`qemu: uncaught target signal 11 (Segmentation fault) - core dumped`

hrueger commented 1 year ago

Hi @guysoft, First of all, thanks for this project. It has been working great so far, however, I'm now stuck with the following error: One of my modules is an update module. It runs sudo apt-get update followed by sudo apt-get upgrade -y.

On my local machine, this works just fine. I'm running Windows 10 with Docker using WSL2.

On GitHub Actions, though, that fails with the following error:

Preparing to unpack .../libc-bin_2.31-13+rpt2+rpi1+deb11u5_arm64.deb ...
Unpacking libc-bin (2.31-13+rpt2+rpi1+deb11u5) over (2.31-13+rpt2+rpi1+deb11u4) ...
Setting up libc-bin (2.31-13+rpt2+rpi1+deb11u5) ...
qemu: uncaught target signal 11 (Segmentation fault) - core dumped
Segmentation fault (core dumped)
qemu: uncaught target signal 11 (Segmentation fault) - core dumped
Segmentation fault (core dumped)

## Material provided
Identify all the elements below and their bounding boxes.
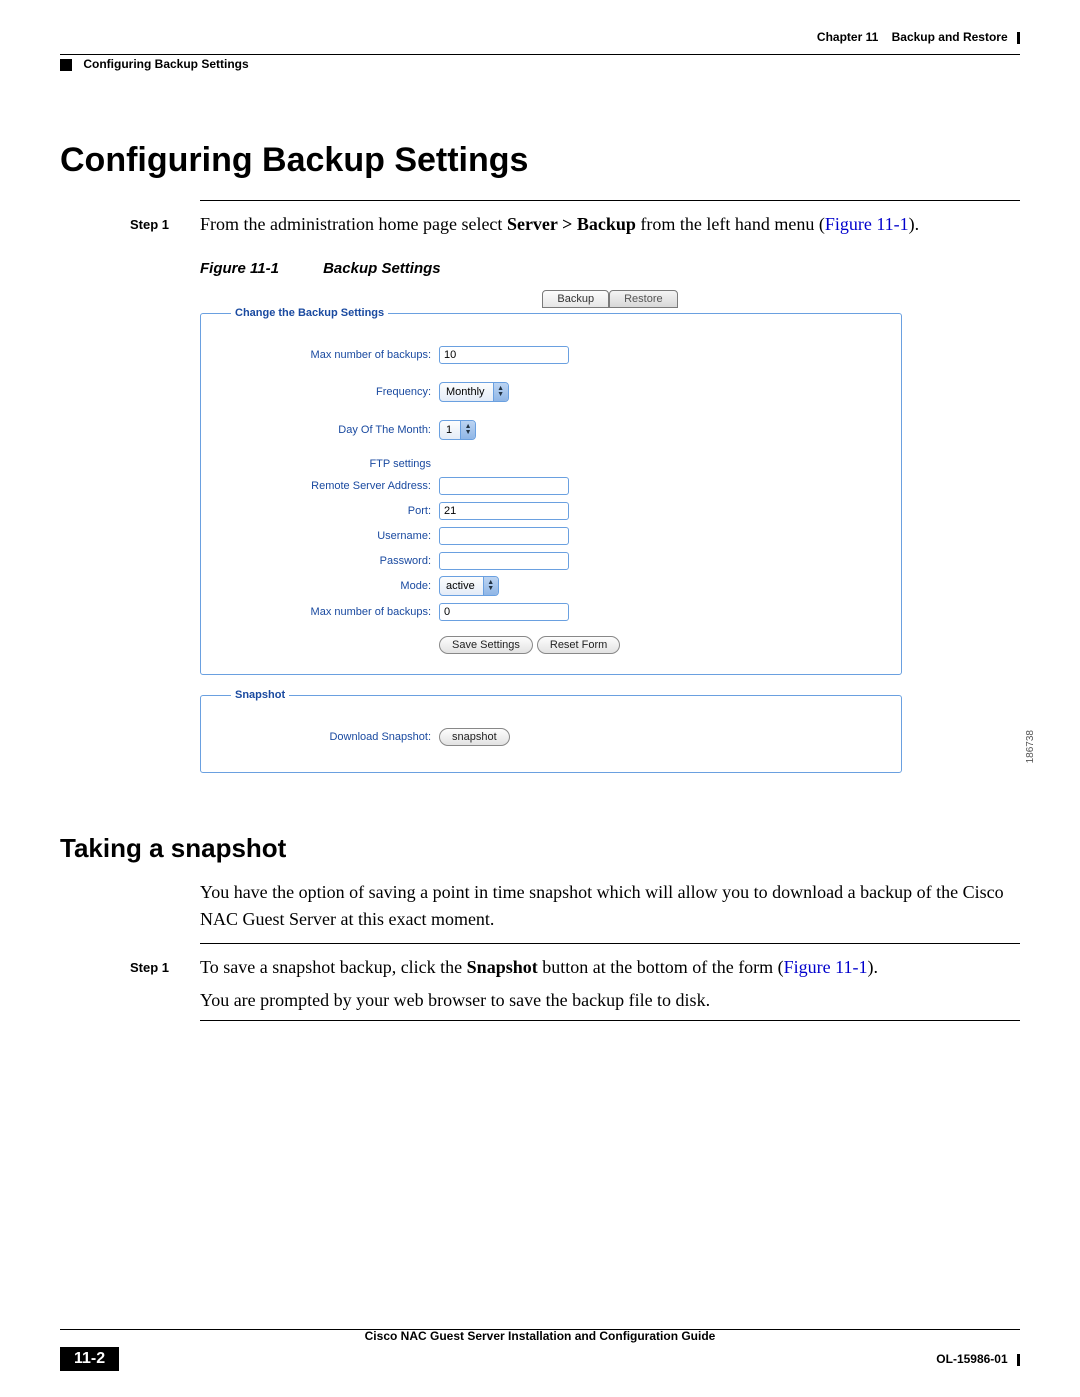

## Written exercise 1
Retype the qemu segfault report, beginning at the words "Hi @guysoft, First" and stopping after "libc-bin (2.31-13+rpt2+rpi1+deb11u5) ...".
## Written exercise 2
List the platforms the qemu segfault report names to describe where the update module succeeds and where it fails.
## Written exercise 3
Carry on the qemu segfault report from the point where it stops.
The lines above are material separate from the qemu segfault report.

## Response 1
Hi @guysoft, First of all, thanks for this project. It has been working great so far, however, I'm now stuck with the following error: One of my modules is an update module. It runs sudo apt-get update followed by sudo apt-get upgrade -y.

On my local machine, this works just fine. I'm running Windows 10 with Docker using WSL2.

On GitHub Actions, though, that fails with the following error:

Preparing to unpack .../libc-bin_2.31-13+rpt2+rpi1+deb11u5_arm64.deb ...
Unpacking libc-bin (2.31-13+rpt2+rpi1+deb11u5) over (2.31-13+rpt2+rpi1+deb11u4) ...
Setting up libc-bin (2.31-13+rpt2+rpi1+deb11u5) ...

## Response 2
Windows 10, Docker, WSL2, GitHub Actions

## Response 3
dpkg: error processing package libc-bin (--configure):
 installed libc-bin package post-installation script subprocess returned error exit status 139
Errors were encountered while processing:
 libc-bin
E: Sub-process /usr/bin/dpkg returned an error code (1)
++++ echo_red 'build failed, unmounting image...'
++++ echo -e -n '\e[91m'
++++ echo build failed, unmounting image...

This is reproducible and always fails at the exact same package.

Other info that might be important:

GH Actions runner uses ubuntu-latest
My base Image is the latest Pi OS Lite 64bit

Do you have any idea what I'm doing wrong?

guysoft commented 1 year ago

Looks like its related to: https://github.com/moby/qemu/issues/19

Long talk about it here: https://github.com/docker/buildx/issues/314

The first issue suggest updating the version of qemu, it looks like a qemu bug

hrueger commented 1 year ago

Thanks for the hint, somehow I didn't find this when googling yesterday. I'll try updating qemu and close this issue if it works 👍

hrueger commented 1 year ago

Uh - that might be a stuipd question, but how do I try that with a newer version of qemu? I haven't though about that when I wrote the other comment earlier, but if I understand correctly, the qemu running inside your guysoft/custompios:devel docker image would have to be updated?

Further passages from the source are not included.